TASK REQUIREMENTS: Pull every "title" line out of the data below.

(begin)

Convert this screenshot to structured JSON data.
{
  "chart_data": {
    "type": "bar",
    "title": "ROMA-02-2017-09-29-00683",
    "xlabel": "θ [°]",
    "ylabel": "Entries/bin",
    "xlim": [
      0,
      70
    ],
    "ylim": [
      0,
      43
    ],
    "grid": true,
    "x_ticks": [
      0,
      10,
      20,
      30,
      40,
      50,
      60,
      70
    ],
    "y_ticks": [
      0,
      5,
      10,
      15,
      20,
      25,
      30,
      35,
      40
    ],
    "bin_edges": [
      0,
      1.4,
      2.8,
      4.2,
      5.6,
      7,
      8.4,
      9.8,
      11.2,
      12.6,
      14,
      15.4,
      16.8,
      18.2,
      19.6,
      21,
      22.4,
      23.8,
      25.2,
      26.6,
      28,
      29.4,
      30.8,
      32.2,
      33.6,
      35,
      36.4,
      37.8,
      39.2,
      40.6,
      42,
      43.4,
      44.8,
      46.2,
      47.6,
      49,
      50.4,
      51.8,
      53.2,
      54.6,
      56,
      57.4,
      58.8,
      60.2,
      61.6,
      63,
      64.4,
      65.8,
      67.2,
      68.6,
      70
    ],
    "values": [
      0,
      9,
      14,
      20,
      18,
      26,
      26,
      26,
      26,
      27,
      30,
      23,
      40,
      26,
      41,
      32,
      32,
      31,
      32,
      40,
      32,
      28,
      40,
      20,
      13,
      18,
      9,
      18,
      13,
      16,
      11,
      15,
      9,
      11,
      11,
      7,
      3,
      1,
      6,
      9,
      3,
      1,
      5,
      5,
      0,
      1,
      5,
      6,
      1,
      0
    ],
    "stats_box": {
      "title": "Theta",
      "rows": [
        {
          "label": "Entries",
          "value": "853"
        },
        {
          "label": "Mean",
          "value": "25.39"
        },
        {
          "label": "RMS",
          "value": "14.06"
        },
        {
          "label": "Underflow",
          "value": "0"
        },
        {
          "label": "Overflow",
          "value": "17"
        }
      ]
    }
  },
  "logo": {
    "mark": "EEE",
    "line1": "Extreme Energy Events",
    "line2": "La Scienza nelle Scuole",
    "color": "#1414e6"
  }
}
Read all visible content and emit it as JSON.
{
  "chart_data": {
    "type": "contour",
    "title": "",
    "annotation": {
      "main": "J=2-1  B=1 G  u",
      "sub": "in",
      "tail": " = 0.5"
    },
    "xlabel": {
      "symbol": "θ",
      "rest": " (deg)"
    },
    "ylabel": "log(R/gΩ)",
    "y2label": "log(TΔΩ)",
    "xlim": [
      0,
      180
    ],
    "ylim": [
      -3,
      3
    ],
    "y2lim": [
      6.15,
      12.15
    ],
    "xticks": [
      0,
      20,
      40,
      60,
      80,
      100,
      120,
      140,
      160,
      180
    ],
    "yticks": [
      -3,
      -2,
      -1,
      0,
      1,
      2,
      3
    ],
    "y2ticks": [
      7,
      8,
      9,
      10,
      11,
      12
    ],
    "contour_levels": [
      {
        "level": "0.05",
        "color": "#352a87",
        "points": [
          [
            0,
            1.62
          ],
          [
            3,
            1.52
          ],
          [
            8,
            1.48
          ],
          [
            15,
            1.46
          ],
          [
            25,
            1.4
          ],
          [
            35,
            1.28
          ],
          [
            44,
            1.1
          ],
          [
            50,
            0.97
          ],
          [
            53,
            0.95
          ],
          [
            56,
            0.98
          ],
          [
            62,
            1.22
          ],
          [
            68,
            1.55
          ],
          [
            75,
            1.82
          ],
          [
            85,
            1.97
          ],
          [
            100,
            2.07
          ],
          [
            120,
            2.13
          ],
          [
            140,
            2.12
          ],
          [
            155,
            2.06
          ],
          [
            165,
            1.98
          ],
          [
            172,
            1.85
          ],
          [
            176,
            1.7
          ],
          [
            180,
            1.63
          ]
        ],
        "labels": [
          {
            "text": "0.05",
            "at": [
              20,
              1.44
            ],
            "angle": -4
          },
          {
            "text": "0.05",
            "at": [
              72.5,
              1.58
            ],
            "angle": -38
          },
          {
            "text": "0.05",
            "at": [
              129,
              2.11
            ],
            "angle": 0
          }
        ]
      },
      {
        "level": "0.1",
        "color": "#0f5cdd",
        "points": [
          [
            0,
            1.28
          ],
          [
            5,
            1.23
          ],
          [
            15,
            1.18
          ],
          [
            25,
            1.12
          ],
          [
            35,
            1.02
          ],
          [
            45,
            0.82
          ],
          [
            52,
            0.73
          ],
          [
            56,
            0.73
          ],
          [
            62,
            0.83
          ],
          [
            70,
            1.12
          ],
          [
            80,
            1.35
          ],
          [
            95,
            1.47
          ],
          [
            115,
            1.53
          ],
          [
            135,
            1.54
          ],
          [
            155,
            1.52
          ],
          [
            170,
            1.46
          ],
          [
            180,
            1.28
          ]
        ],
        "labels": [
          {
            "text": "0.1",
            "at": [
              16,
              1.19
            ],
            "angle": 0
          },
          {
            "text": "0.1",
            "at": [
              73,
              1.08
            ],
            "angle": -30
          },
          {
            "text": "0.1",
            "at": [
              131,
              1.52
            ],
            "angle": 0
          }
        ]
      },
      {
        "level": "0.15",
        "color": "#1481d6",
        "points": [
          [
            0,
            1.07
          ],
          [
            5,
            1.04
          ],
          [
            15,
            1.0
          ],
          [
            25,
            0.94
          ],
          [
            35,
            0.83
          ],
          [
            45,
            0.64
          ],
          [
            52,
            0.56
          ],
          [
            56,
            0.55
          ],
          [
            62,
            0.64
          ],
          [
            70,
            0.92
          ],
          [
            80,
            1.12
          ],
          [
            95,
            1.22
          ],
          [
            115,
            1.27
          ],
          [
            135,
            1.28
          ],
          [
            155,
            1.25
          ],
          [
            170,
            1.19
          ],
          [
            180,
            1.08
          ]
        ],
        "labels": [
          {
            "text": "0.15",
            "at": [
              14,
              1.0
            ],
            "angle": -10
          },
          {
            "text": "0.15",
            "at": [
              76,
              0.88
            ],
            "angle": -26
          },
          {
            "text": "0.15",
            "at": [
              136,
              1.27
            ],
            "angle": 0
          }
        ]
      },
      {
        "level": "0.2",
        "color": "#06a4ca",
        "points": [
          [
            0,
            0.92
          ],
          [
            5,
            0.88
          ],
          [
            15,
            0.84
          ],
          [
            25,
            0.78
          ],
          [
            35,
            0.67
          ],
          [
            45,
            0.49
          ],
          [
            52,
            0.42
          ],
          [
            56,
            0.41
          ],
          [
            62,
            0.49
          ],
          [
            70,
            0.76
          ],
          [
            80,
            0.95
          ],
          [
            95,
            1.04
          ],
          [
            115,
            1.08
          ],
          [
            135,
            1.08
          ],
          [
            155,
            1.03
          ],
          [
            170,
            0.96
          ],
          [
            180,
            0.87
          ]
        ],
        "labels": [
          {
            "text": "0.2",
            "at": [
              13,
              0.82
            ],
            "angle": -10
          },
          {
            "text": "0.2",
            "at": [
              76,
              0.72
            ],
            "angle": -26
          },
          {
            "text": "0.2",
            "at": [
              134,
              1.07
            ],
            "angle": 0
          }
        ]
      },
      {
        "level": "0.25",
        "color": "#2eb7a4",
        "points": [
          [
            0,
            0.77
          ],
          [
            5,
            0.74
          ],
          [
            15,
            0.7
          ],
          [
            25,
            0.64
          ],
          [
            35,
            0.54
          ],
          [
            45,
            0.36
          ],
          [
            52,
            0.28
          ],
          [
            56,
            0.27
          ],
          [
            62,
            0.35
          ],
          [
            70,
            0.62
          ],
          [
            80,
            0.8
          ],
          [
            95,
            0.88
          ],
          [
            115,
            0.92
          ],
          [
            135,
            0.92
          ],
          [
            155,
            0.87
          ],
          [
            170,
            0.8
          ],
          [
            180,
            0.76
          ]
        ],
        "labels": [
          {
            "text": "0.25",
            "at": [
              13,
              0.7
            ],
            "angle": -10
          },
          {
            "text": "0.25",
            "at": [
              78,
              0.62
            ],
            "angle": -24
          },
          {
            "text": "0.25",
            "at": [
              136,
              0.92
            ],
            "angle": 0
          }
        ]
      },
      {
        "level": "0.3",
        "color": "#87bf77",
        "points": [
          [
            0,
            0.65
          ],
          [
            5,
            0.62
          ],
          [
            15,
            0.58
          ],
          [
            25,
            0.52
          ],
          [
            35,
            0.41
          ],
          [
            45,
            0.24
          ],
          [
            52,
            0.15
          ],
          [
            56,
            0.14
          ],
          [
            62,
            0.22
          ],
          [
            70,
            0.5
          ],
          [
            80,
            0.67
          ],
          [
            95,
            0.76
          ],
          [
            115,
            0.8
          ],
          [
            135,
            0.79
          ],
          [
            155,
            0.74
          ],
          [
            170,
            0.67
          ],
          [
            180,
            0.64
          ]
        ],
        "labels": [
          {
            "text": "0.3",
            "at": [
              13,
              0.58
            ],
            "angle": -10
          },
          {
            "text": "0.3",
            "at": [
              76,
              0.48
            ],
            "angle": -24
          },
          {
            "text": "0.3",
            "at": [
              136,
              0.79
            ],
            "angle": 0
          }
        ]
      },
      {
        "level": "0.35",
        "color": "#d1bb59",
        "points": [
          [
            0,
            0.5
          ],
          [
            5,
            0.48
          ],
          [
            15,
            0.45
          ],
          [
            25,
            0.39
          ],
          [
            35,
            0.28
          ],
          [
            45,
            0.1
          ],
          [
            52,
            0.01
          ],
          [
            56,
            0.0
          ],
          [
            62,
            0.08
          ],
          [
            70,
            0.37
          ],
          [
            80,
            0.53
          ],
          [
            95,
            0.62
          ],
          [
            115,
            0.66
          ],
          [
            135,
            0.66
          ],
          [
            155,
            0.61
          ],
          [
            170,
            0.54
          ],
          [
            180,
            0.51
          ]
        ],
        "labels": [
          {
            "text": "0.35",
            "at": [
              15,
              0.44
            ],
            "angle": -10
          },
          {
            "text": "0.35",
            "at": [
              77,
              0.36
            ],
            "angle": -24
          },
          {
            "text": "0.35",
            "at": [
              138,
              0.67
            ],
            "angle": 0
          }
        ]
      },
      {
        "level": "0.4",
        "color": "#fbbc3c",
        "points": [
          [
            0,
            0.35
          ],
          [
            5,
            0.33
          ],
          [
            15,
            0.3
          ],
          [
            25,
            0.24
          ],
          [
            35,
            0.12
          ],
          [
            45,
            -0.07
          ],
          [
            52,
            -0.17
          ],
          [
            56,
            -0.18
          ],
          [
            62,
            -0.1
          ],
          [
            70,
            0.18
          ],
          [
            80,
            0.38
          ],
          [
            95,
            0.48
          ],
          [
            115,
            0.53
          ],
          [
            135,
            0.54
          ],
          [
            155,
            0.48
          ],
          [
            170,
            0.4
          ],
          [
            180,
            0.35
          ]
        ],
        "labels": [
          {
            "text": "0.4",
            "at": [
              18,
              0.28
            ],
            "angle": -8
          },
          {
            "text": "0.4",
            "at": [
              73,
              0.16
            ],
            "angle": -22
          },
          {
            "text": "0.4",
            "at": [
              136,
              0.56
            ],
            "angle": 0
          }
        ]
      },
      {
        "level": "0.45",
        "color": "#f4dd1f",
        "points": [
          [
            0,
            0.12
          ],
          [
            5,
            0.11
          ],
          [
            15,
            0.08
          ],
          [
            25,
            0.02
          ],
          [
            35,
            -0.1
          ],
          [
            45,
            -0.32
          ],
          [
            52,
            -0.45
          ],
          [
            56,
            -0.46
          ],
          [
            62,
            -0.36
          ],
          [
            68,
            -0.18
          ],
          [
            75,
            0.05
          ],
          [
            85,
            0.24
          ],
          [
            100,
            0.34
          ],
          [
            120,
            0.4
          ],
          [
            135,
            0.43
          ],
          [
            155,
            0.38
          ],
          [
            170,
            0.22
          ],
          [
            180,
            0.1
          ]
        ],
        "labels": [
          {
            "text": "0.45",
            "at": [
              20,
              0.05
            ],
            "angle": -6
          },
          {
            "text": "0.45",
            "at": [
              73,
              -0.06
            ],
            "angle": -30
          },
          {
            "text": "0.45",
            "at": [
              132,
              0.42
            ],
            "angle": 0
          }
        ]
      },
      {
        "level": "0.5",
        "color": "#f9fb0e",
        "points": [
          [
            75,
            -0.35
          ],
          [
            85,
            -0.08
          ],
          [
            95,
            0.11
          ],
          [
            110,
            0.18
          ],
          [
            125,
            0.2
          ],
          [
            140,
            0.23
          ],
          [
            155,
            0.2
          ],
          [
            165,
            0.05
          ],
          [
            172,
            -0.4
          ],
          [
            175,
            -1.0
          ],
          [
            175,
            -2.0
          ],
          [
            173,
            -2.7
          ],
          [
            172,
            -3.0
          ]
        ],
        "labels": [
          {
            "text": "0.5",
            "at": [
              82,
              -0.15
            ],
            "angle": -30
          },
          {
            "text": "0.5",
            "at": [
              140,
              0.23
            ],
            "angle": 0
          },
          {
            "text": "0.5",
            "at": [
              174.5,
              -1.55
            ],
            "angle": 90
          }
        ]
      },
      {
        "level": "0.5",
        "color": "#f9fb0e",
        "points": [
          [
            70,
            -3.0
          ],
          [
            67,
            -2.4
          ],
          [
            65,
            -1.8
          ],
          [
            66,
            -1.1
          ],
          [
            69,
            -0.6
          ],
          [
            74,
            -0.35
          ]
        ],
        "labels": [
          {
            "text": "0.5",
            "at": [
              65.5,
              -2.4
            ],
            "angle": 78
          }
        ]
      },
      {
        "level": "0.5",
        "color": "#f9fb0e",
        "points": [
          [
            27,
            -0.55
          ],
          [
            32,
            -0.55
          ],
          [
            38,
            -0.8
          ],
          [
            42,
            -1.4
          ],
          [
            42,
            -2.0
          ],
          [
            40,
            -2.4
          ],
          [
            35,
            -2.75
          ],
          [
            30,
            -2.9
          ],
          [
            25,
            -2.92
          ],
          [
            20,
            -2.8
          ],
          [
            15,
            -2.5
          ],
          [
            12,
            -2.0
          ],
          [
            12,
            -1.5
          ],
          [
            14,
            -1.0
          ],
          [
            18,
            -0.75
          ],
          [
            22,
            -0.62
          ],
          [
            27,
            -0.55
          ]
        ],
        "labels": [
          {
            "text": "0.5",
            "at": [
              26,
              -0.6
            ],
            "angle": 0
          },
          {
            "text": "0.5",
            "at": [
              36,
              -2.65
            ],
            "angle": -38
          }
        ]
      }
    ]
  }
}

(end)

WRITTEN ANSWER:
    "title": "ROMA-02-2017-09-29-00683",
      "title": "Theta",
    "title": "",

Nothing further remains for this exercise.